- TASK INSTRUCTIONS: Please copy every line of the records below that holds the word "this".
"""
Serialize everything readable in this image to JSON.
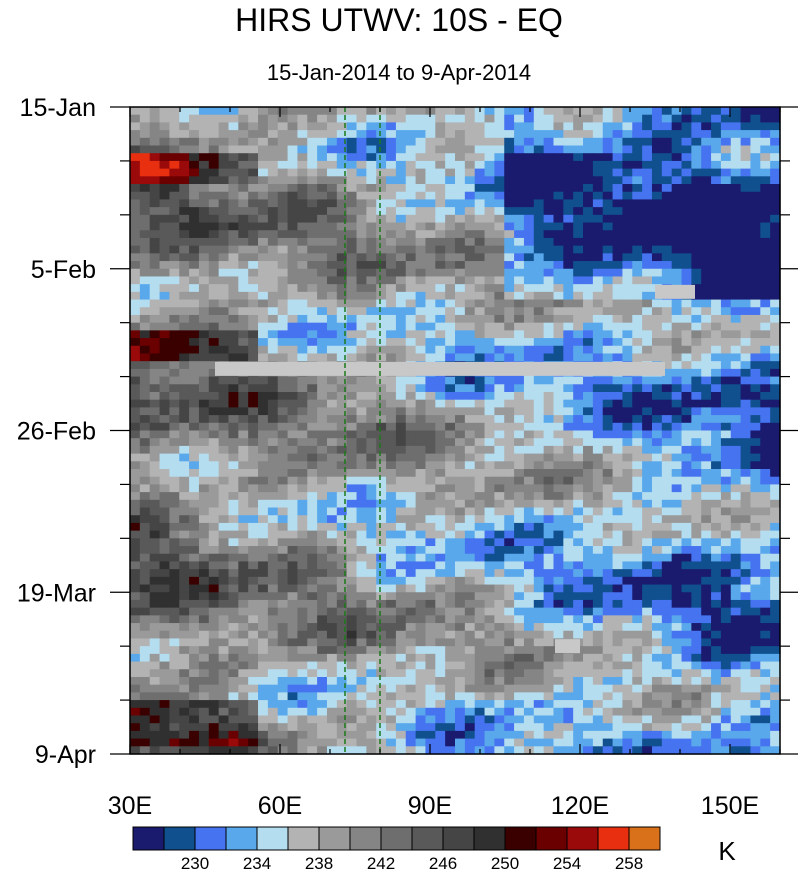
{
  "chart_data": {
    "type": "heatmap",
    "title": "HIRS UTWV: 10S - EQ",
    "subtitle": "15-Jan-2014 to 9-Apr-2014",
    "x_ticks": [
      "30E",
      "60E",
      "90E",
      "120E",
      "150E"
    ],
    "x_tick_values": [
      30,
      60,
      90,
      120,
      150
    ],
    "xlim": [
      30,
      160
    ],
    "y_ticks": [
      "15-Jan",
      "5-Feb",
      "26-Feb",
      "19-Mar",
      "9-Apr"
    ],
    "y_tick_dates": [
      "2014-01-15",
      "2014-02-05",
      "2014-02-26",
      "2014-03-19",
      "2014-04-09"
    ],
    "ylim": [
      "2014-01-15",
      "2014-04-09"
    ],
    "reference_lines_x": [
      73,
      80
    ],
    "colorbar": {
      "unit": "K",
      "tick_labels": [
        "230",
        "234",
        "238",
        "242",
        "246",
        "250",
        "254",
        "258"
      ],
      "colors": [
        "#1a1a6e",
        "#10508f",
        "#4673f0",
        "#5aa8ec",
        "#b4ddf0",
        "#b3b3b3",
        "#9a9a9a",
        "#858585",
        "#6e6e6e",
        "#595959",
        "#454545",
        "#303030",
        "#3a0000",
        "#6a0000",
        "#9a0a0a",
        "#e83010",
        "#d9701a"
      ]
    },
    "missing_color": "#c8c8c8",
    "missing_regions": [
      {
        "x": [
          47,
          137
        ],
        "date": "2014-02-18"
      },
      {
        "x": [
          135,
          143
        ],
        "date": "2014-02-08"
      },
      {
        "x": [
          115,
          120
        ],
        "date": "2014-03-26"
      }
    ]
  }
}
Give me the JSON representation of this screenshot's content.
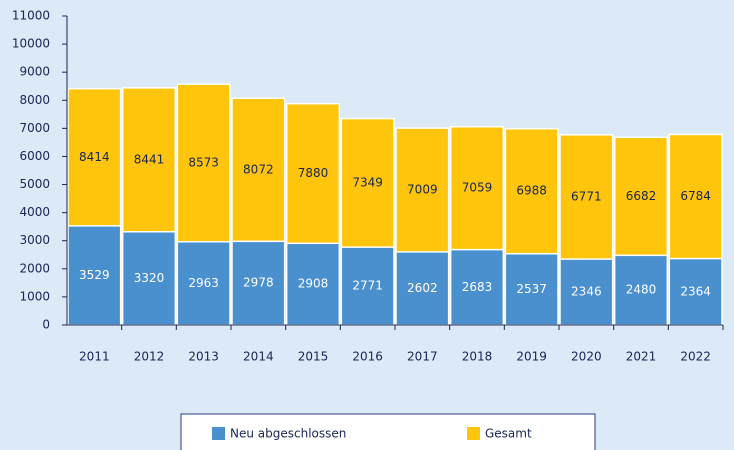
{
  "chart_data": {
    "type": "bar",
    "overlap": true,
    "categories": [
      "2011",
      "2012",
      "2013",
      "2014",
      "2015",
      "2016",
      "2017",
      "2018",
      "2019",
      "2020",
      "2021",
      "2022"
    ],
    "series": [
      {
        "name": "Gesamt",
        "color": "#ffc50d",
        "values": [
          8414,
          8441,
          8573,
          8072,
          7880,
          7349,
          7009,
          7059,
          6988,
          6771,
          6682,
          6784
        ]
      },
      {
        "name": "Neu abgeschlossen",
        "color": "#4a8fce",
        "values": [
          3529,
          3320,
          2963,
          2978,
          2908,
          2771,
          2602,
          2683,
          2537,
          2346,
          2480,
          2364
        ]
      }
    ],
    "ylim": [
      0,
      11000
    ],
    "yticks": [
      0,
      1000,
      2000,
      3000,
      4000,
      5000,
      6000,
      7000,
      8000,
      9000,
      10000,
      11000
    ]
  }
}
"""
- REPLY:
Serialize everything readable in this image to JSON.
Give me the JSON representation of this screenshot's content.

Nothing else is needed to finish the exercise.